··· Listing

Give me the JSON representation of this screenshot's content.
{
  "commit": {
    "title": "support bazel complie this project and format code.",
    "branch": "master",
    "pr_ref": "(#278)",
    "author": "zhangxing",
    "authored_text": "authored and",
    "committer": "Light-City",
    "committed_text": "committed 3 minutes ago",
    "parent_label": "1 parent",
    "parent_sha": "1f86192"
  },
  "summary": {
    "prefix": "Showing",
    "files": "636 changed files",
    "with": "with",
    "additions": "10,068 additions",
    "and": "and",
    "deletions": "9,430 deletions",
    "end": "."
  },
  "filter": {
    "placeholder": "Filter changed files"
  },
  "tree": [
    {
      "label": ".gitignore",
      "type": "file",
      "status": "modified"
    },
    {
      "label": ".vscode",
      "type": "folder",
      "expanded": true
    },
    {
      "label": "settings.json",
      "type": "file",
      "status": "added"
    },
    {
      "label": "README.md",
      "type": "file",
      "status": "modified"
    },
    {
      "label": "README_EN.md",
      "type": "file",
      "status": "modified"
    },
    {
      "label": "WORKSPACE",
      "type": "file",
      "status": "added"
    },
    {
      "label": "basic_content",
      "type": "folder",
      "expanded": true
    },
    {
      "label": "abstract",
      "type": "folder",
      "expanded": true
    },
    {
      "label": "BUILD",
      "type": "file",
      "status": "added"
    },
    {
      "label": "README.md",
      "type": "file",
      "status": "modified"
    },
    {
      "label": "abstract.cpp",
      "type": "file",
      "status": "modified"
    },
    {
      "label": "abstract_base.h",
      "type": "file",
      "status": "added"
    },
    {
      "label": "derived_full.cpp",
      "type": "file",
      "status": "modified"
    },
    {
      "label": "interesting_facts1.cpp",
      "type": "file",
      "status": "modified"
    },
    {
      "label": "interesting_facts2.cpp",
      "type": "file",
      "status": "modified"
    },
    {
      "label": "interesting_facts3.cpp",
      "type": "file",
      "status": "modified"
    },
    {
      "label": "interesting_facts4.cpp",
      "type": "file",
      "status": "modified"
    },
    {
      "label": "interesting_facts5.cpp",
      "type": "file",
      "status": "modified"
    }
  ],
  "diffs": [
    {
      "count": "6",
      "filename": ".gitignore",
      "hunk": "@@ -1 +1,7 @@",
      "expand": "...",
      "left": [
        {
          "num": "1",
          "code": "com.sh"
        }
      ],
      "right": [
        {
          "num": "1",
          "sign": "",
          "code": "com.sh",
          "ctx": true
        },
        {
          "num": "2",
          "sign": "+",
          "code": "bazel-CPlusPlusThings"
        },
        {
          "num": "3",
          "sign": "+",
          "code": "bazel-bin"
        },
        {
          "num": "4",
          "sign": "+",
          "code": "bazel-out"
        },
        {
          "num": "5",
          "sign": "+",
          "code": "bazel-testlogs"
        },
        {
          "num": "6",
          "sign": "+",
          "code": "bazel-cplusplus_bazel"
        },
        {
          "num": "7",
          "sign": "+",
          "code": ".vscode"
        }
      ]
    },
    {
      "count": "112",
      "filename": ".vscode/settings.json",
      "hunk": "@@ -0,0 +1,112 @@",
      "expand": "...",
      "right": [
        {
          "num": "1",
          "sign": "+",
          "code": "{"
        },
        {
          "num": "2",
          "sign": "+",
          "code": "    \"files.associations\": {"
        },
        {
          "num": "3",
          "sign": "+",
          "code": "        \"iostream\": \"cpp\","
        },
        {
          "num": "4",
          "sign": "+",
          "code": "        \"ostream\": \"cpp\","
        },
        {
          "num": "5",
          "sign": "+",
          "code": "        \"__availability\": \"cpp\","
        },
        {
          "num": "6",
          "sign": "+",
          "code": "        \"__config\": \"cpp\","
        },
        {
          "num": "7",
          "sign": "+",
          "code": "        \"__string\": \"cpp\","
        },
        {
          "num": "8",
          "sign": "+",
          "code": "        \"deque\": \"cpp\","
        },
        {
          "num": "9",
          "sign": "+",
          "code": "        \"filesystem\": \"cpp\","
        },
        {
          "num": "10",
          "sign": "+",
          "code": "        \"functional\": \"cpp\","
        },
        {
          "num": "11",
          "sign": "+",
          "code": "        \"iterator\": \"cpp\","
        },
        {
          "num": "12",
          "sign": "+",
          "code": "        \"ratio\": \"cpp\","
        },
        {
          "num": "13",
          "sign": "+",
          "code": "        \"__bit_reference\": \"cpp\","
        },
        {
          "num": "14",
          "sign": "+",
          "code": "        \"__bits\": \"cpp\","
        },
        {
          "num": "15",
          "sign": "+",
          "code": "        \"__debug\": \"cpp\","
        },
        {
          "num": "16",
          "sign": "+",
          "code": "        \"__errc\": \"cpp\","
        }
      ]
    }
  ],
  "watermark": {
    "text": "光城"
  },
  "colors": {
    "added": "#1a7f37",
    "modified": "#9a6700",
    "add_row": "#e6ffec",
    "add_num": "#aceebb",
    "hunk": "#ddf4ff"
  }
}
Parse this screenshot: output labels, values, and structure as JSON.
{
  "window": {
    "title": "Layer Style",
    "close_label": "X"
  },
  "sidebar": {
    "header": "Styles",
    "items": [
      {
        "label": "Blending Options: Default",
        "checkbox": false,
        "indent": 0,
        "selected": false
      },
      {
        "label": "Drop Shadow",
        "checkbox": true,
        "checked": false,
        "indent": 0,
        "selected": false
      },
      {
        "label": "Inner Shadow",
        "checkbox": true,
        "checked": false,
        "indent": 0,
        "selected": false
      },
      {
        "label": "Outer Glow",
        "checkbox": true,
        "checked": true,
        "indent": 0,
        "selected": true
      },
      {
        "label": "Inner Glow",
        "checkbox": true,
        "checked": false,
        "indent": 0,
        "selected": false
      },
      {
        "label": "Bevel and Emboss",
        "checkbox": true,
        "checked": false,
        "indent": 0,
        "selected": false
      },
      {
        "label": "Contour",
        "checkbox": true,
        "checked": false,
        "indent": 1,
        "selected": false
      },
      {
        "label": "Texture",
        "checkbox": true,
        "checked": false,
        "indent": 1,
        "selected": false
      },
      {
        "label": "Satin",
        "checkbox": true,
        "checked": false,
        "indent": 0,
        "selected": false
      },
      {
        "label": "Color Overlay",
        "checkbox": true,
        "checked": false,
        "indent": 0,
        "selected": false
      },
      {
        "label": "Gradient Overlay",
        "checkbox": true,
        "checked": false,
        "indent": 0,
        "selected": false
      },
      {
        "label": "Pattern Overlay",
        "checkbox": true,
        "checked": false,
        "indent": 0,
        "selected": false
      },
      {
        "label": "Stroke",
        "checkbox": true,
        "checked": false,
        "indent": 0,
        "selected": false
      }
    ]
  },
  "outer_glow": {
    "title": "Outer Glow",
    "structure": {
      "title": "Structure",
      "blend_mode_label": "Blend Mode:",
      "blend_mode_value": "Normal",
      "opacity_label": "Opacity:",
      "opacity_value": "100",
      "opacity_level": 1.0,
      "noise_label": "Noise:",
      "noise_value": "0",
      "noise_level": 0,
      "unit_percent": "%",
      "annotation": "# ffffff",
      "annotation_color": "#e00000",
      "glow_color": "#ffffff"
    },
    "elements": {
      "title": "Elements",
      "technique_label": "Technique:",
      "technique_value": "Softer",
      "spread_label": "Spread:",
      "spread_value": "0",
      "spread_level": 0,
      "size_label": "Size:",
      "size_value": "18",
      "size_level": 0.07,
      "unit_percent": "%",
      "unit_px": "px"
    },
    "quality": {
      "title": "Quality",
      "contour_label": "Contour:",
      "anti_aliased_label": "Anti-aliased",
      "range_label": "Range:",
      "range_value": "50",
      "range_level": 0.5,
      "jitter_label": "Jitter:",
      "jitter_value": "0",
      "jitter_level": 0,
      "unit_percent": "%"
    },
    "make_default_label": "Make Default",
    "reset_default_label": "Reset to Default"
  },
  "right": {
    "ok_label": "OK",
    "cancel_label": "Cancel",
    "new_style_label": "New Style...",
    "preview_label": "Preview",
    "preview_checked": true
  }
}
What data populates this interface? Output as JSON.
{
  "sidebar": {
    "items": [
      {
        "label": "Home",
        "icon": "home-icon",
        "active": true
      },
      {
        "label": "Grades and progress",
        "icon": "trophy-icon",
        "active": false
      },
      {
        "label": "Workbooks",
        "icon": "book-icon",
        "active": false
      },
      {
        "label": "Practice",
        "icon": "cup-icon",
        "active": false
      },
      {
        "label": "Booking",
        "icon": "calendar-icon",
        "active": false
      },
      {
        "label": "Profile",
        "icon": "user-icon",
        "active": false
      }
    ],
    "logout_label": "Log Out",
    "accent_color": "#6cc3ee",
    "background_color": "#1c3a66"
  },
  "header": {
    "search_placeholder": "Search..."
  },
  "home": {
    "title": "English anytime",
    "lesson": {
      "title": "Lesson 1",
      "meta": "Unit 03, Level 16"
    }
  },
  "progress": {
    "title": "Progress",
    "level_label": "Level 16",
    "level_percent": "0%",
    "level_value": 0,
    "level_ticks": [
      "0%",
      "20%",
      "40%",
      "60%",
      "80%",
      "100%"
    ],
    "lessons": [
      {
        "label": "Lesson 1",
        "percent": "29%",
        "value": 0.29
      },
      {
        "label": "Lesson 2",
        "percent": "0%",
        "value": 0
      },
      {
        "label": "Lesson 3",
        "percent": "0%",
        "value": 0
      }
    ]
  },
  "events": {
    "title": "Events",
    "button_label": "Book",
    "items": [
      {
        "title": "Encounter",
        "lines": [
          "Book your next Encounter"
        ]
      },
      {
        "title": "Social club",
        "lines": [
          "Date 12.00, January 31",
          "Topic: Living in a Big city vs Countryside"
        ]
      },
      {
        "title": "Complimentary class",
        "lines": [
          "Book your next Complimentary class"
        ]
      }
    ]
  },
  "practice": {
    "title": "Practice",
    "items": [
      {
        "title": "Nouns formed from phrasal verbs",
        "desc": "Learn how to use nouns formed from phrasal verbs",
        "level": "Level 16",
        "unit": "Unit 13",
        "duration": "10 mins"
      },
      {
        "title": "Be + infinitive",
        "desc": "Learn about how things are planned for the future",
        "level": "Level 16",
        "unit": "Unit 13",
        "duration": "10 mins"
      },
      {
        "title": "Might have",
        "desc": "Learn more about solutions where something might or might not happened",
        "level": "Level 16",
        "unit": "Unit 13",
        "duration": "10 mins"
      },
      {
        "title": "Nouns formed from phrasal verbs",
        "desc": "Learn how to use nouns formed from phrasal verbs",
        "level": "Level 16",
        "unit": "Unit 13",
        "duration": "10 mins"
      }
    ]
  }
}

······

Your goal:
Find each line in the records holding the string "this" and show it.

Complete output:
Give me the JSON representation of this screenshot's content.
    "title": "support bazel complie this project and format code.",
Parse this screenshot: output labels, values, and structure as JSON.
What data populates this interface? Output as JSON.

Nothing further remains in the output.